:: Record extracts ::
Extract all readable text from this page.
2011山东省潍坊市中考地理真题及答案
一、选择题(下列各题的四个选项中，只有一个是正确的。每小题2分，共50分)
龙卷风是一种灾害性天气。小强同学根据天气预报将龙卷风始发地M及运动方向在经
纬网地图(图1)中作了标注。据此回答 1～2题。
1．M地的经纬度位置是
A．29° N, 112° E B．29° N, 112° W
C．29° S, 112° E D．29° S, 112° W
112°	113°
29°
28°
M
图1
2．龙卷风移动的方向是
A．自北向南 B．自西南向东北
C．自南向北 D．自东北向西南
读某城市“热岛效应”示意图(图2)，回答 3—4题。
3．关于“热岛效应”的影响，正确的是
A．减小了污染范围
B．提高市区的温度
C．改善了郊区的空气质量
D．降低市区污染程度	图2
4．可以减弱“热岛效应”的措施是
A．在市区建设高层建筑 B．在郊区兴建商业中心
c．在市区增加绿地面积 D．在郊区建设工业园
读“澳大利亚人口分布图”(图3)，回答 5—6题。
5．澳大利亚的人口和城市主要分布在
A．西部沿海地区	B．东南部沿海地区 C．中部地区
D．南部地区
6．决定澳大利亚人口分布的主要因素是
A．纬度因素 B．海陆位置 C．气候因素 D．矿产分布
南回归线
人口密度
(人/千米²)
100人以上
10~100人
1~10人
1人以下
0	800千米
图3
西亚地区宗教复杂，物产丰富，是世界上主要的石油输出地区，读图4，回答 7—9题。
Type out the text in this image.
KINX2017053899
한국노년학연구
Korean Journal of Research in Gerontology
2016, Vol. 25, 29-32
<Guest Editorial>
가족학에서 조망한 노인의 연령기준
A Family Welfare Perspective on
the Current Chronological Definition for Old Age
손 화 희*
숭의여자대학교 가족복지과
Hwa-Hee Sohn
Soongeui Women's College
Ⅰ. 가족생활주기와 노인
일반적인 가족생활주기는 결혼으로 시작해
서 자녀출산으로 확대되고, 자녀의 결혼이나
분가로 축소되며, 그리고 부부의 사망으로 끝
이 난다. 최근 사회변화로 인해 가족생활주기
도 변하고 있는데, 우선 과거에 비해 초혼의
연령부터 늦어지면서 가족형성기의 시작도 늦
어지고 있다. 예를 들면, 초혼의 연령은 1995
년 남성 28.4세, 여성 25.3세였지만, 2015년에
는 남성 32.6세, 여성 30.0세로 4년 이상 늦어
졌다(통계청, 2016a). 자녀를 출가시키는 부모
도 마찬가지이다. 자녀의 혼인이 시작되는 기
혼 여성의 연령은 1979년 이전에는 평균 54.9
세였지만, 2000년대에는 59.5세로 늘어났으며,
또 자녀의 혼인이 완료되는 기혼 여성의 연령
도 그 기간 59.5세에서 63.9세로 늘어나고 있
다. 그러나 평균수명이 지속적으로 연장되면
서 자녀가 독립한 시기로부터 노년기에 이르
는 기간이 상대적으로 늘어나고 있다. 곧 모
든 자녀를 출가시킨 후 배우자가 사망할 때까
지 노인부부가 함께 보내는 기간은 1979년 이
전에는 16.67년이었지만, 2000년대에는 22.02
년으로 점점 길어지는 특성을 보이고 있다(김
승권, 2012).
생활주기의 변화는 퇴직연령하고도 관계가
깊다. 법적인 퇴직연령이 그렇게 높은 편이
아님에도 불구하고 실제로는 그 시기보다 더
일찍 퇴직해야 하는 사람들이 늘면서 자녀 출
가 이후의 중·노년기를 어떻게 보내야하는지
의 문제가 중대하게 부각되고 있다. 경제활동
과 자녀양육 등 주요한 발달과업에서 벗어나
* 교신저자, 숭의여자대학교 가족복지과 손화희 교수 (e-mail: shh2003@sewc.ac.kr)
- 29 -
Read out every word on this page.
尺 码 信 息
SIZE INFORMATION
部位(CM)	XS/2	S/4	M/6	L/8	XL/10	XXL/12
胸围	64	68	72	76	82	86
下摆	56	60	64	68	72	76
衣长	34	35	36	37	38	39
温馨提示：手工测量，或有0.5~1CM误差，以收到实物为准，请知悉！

:: What the exercise asks ::
Identify and list each line with the word "숭의여자대학교".

:: Answer below ::
숭의여자대학교 가족복지과
* 교신저자, 숭의여자대학교 가족복지과 손화희 교수 (e-mail: shh2003@sewc.ac.kr)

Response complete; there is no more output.